● **TASK TO CARRY OUT**
Output the full listing below exactly as it reads, and skip anything that is a picture.

● **DATA**
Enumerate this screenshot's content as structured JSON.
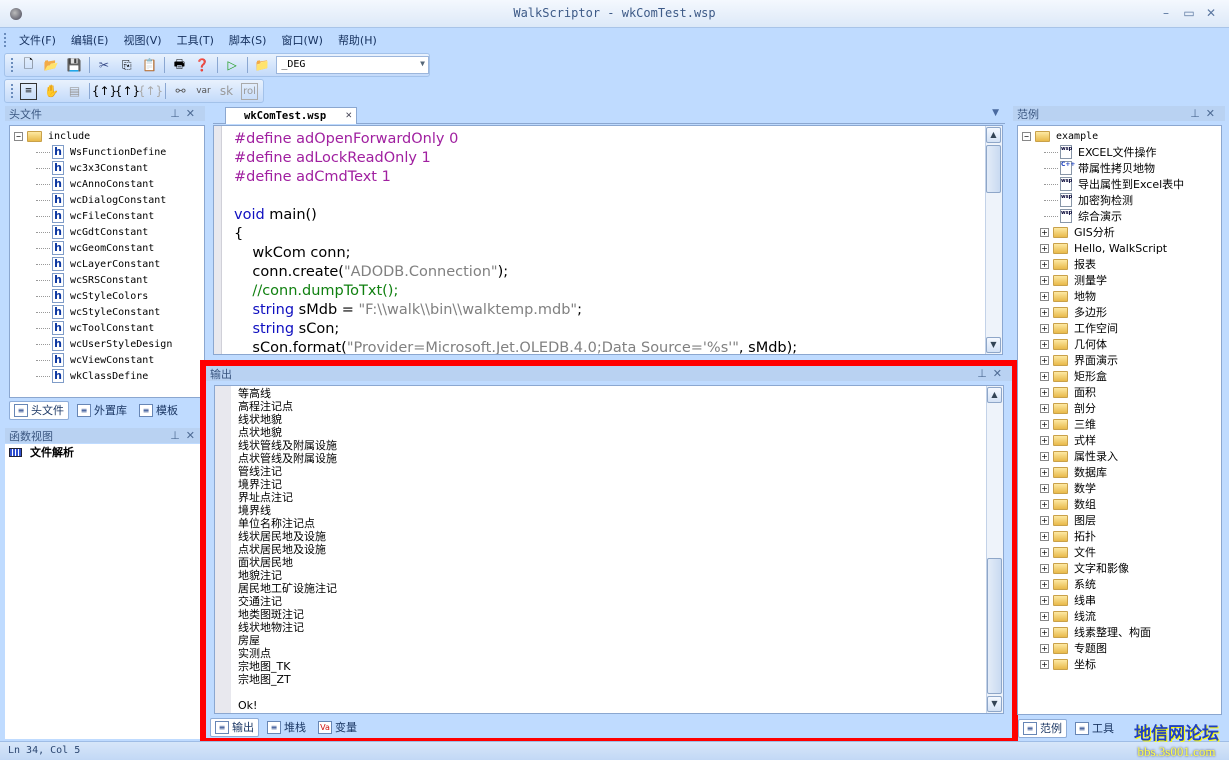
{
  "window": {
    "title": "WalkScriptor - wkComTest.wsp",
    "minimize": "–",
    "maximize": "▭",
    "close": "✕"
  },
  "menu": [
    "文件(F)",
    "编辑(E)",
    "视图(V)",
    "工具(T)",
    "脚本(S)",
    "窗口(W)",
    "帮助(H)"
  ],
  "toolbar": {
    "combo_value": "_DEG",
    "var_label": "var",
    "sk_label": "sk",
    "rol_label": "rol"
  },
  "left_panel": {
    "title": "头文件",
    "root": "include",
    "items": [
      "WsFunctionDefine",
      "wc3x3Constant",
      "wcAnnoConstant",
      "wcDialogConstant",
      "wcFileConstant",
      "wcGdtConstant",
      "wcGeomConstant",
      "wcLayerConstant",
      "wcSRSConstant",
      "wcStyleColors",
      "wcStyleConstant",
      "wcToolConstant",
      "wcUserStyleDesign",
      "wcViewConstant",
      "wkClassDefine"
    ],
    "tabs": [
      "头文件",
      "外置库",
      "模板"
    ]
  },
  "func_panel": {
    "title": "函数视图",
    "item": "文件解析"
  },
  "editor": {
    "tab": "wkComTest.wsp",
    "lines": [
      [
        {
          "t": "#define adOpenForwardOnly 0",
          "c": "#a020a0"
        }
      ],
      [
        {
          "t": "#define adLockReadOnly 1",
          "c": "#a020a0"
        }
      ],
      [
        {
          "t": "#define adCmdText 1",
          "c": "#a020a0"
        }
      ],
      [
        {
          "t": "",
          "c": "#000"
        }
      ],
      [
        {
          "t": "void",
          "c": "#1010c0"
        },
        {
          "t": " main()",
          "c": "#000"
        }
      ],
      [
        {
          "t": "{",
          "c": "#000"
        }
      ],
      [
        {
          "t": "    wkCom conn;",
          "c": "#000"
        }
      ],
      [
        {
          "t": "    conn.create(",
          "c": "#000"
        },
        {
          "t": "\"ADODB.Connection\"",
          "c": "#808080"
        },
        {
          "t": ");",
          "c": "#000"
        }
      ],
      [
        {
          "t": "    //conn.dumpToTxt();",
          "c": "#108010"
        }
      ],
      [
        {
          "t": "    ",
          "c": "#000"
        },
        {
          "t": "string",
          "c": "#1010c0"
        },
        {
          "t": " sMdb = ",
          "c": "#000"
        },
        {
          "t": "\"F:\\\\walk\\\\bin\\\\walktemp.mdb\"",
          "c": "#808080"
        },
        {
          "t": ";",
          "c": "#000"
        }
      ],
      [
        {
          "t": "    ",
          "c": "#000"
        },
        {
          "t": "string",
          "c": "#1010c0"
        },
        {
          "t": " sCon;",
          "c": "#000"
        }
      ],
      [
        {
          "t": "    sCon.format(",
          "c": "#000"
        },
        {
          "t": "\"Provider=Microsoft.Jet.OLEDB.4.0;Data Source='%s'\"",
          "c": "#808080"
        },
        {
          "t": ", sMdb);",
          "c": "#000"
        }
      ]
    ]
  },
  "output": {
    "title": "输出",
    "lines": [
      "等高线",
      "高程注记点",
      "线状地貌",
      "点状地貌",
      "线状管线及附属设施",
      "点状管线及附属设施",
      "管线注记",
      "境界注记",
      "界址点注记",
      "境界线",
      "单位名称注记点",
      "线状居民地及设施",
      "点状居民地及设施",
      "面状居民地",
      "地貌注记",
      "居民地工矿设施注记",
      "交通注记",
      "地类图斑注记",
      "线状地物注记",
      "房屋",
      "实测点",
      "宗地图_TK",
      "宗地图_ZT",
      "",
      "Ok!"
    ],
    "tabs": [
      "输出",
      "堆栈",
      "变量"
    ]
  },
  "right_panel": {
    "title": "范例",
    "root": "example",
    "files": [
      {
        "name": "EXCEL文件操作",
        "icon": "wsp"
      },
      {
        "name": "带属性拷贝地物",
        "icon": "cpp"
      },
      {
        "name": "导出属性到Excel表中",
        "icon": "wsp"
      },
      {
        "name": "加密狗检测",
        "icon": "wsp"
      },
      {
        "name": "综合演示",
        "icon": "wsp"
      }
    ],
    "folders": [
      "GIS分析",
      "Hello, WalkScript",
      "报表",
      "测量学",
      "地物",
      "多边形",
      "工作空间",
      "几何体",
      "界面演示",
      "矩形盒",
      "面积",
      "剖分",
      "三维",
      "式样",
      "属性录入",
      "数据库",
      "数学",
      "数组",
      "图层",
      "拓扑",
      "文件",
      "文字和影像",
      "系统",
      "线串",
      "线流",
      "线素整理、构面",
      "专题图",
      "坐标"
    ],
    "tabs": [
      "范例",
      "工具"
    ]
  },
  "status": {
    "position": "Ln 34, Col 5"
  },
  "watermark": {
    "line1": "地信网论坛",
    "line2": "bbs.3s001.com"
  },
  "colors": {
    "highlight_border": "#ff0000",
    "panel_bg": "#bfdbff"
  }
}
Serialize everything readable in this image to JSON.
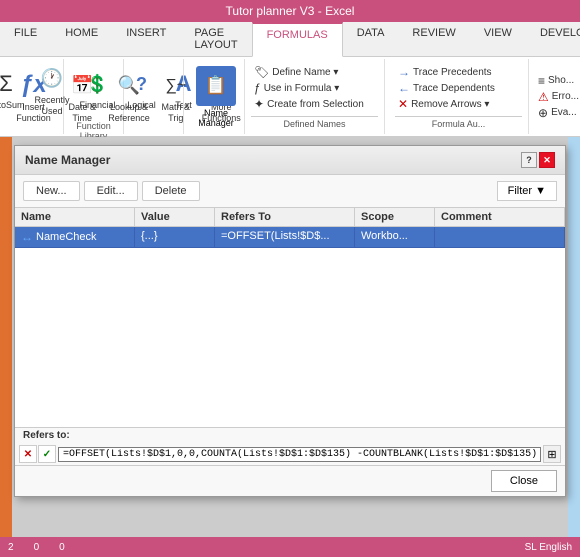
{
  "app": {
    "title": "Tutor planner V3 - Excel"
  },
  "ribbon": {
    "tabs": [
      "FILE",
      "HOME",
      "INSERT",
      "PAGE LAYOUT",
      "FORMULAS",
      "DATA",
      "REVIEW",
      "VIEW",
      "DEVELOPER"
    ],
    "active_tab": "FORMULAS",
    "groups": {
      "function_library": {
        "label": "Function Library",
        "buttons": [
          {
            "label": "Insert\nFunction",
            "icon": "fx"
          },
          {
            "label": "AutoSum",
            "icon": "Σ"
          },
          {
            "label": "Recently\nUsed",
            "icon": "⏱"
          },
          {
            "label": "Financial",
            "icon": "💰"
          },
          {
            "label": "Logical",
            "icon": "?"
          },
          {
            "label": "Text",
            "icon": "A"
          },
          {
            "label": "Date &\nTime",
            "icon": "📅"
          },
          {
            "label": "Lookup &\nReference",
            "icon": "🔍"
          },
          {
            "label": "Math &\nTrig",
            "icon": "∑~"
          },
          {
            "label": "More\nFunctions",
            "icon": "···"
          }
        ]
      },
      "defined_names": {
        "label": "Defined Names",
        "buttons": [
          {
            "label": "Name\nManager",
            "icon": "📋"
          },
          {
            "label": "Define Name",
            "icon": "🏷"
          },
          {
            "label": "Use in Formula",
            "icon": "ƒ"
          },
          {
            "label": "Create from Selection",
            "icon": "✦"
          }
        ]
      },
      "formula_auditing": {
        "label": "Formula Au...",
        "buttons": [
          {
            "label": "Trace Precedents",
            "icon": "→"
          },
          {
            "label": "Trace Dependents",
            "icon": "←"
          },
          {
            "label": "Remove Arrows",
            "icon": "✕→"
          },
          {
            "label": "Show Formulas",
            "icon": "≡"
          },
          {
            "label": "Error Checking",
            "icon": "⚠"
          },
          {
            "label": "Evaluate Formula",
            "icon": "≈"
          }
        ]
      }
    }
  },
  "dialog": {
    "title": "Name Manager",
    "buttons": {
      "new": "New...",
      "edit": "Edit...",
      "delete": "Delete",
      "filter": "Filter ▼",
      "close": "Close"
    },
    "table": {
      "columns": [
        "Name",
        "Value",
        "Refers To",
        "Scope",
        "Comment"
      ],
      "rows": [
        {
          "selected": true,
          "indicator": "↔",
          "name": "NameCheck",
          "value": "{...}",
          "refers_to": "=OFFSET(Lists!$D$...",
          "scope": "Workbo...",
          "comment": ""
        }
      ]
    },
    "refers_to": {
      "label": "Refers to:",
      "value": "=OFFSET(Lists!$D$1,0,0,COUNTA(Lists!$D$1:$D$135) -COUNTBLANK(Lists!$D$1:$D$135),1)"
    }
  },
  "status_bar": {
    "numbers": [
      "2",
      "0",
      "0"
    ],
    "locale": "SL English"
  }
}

● **ANSWER TO THIS EXERCISE**
Enumerate this screenshot's content as structured JSON.
{
  "window": {
    "title": "WalkScriptor - wkComTest.wsp",
    "minimize": "–",
    "maximize": "▭",
    "close": "✕"
  },
  "menu": [
    "文件(F)",
    "编辑(E)",
    "视图(V)",
    "工具(T)",
    "脚本(S)",
    "窗口(W)",
    "帮助(H)"
  ],
  "toolbar": {
    "combo_value": "_DEG",
    "var_label": "var",
    "sk_label": "sk",
    "rol_label": "rol"
  },
  "left_panel": {
    "title": "头文件",
    "root": "include",
    "items": [
      "WsFunctionDefine",
      "wc3x3Constant",
      "wcAnnoConstant",
      "wcDialogConstant",
      "wcFileConstant",
      "wcGdtConstant",
      "wcGeomConstant",
      "wcLayerConstant",
      "wcSRSConstant",
      "wcStyleColors",
      "wcStyleConstant",
      "wcToolConstant",
      "wcUserStyleDesign",
      "wcViewConstant",
      "wkClassDefine"
    ],
    "tabs": [
      "头文件",
      "外置库",
      "模板"
    ]
  },
  "func_panel": {
    "title": "函数视图",
    "item": "文件解析"
  },
  "editor": {
    "tab": "wkComTest.wsp",
    "lines": [
      [
        {
          "t": "#define adOpenForwardOnly 0",
          "c": "#a020a0"
        }
      ],
      [
        {
          "t": "#define adLockReadOnly 1",
          "c": "#a020a0"
        }
      ],
      [
        {
          "t": "#define adCmdText 1",
          "c": "#a020a0"
        }
      ],
      [
        {
          "t": "",
          "c": "#000"
        }
      ],
      [
        {
          "t": "void",
          "c": "#1010c0"
        },
        {
          "t": " main()",
          "c": "#000"
        }
      ],
      [
        {
          "t": "{",
          "c": "#000"
        }
      ],
      [
        {
          "t": "    wkCom conn;",
          "c": "#000"
        }
      ],
      [
        {
          "t": "    conn.create(",
          "c": "#000"
        },
        {
          "t": "\"ADODB.Connection\"",
          "c": "#808080"
        },
        {
          "t": ");",
          "c": "#000"
        }
      ],
      [
        {
          "t": "    //conn.dumpToTxt();",
          "c": "#108010"
        }
      ],
      [
        {
          "t": "    ",
          "c": "#000"
        },
        {
          "t": "string",
          "c": "#1010c0"
        },
        {
          "t": " sMdb = ",
          "c": "#000"
        },
        {
          "t": "\"F:\\\\walk\\\\bin\\\\walktemp.mdb\"",
          "c": "#808080"
        },
        {
          "t": ";",
          "c": "#000"
        }
      ],
      [
        {
          "t": "    ",
          "c": "#000"
        },
        {
          "t": "string",
          "c": "#1010c0"
        },
        {
          "t": " sCon;",
          "c": "#000"
        }
      ],
      [
        {
          "t": "    sCon.format(",
          "c": "#000"
        },
        {
          "t": "\"Provider=Microsoft.Jet.OLEDB.4.0;Data Source='%s'\"",
          "c": "#808080"
        },
        {
          "t": ", sMdb);",
          "c": "#000"
        }
      ]
    ]
  },
  "output": {
    "title": "输出",
    "lines": [
      "等高线",
      "高程注记点",
      "线状地貌",
      "点状地貌",
      "线状管线及附属设施",
      "点状管线及附属设施",
      "管线注记",
      "境界注记",
      "界址点注记",
      "境界线",
      "单位名称注记点",
      "线状居民地及设施",
      "点状居民地及设施",
      "面状居民地",
      "地貌注记",
      "居民地工矿设施注记",
      "交通注记",
      "地类图斑注记",
      "线状地物注记",
      "房屋",
      "实测点",
      "宗地图_TK",
      "宗地图_ZT",
      "",
      "Ok!"
    ],
    "tabs": [
      "输出",
      "堆栈",
      "变量"
    ]
  },
  "right_panel": {
    "title": "范例",
    "root": "example",
    "files": [
      {
        "name": "EXCEL文件操作",
        "icon": "wsp"
      },
      {
        "name": "带属性拷贝地物",
        "icon": "cpp"
      },
      {
        "name": "导出属性到Excel表中",
        "icon": "wsp"
      },
      {
        "name": "加密狗检测",
        "icon": "wsp"
      },
      {
        "name": "综合演示",
        "icon": "wsp"
      }
    ],
    "folders": [
      "GIS分析",
      "Hello, WalkScript",
      "报表",
      "测量学",
      "地物",
      "多边形",
      "工作空间",
      "几何体",
      "界面演示",
      "矩形盒",
      "面积",
      "剖分",
      "三维",
      "式样",
      "属性录入",
      "数据库",
      "数学",
      "数组",
      "图层",
      "拓扑",
      "文件",
      "文字和影像",
      "系统",
      "线串",
      "线流",
      "线素整理、构面",
      "专题图",
      "坐标"
    ],
    "tabs": [
      "范例",
      "工具"
    ]
  },
  "status": {
    "position": "Ln 34, Col 5"
  },
  "watermark": {
    "line1": "地信网论坛",
    "line2": "bbs.3s001.com"
  },
  "colors": {
    "highlight_border": "#ff0000",
    "panel_bg": "#bfdbff"
  }
}
Serialize everything readable in this image to JSON.
{
  "app": {
    "title": "Tutor planner V3 - Excel"
  },
  "ribbon": {
    "tabs": [
      "FILE",
      "HOME",
      "INSERT",
      "PAGE LAYOUT",
      "FORMULAS",
      "DATA",
      "REVIEW",
      "VIEW",
      "DEVELOPER"
    ],
    "active_tab": "FORMULAS",
    "groups": {
      "function_library": {
        "label": "Function Library",
        "buttons": [
          {
            "label": "Insert\nFunction",
            "icon": "fx"
          },
          {
            "label": "AutoSum",
            "icon": "Σ"
          },
          {
            "label": "Recently\nUsed",
            "icon": "⏱"
          },
          {
            "label": "Financial",
            "icon": "💰"
          },
          {
            "label": "Logical",
            "icon": "?"
          },
          {
            "label": "Text",
            "icon": "A"
          },
          {
            "label": "Date &\nTime",
            "icon": "📅"
          },
          {
            "label": "Lookup &\nReference",
            "icon": "🔍"
          },
          {
            "label": "Math &\nTrig",
            "icon": "∑~"
          },
          {
            "label": "More\nFunctions",
            "icon": "···"
          }
        ]
      },
      "defined_names": {
        "label": "Defined Names",
        "buttons": [
          {
            "label": "Name\nManager",
            "icon": "📋"
          },
          {
            "label": "Define Name",
            "icon": "🏷"
          },
          {
            "label": "Use in Formula",
            "icon": "ƒ"
          },
          {
            "label": "Create from Selection",
            "icon": "✦"
          }
        ]
      },
      "formula_auditing": {
        "label": "Formula Au...",
        "buttons": [
          {
            "label": "Trace Precedents",
            "icon": "→"
          },
          {
            "label": "Trace Dependents",
            "icon": "←"
          },
          {
            "label": "Remove Arrows",
            "icon": "✕→"
          },
          {
            "label": "Show Formulas",
            "icon": "≡"
          },
          {
            "label": "Error Checking",
            "icon": "⚠"
          },
          {
            "label": "Evaluate Formula",
            "icon": "≈"
          }
        ]
      }
    }
  },
  "dialog": {
    "title": "Name Manager",
    "buttons": {
      "new": "New...",
      "edit": "Edit...",
      "delete": "Delete",
      "filter": "Filter ▼",
      "close": "Close"
    },
    "table": {
      "columns": [
        "Name",
        "Value",
        "Refers To",
        "Scope",
        "Comment"
      ],
      "rows": [
        {
          "selected": true,
          "indicator": "↔",
          "name": "NameCheck",
          "value": "{...}",
          "refers_to": "=OFFSET(Lists!$D$...",
          "scope": "Workbo...",
          "comment": ""
        }
      ]
    },
    "refers_to": {
      "label": "Refers to:",
      "value": "=OFFSET(Lists!$D$1,0,0,COUNTA(Lists!$D$1:$D$135) -COUNTBLANK(Lists!$D$1:$D$135),1)"
    }
  },
  "status_bar": {
    "numbers": [
      "2",
      "0",
      "0"
    ],
    "locale": "SL English"
  }
}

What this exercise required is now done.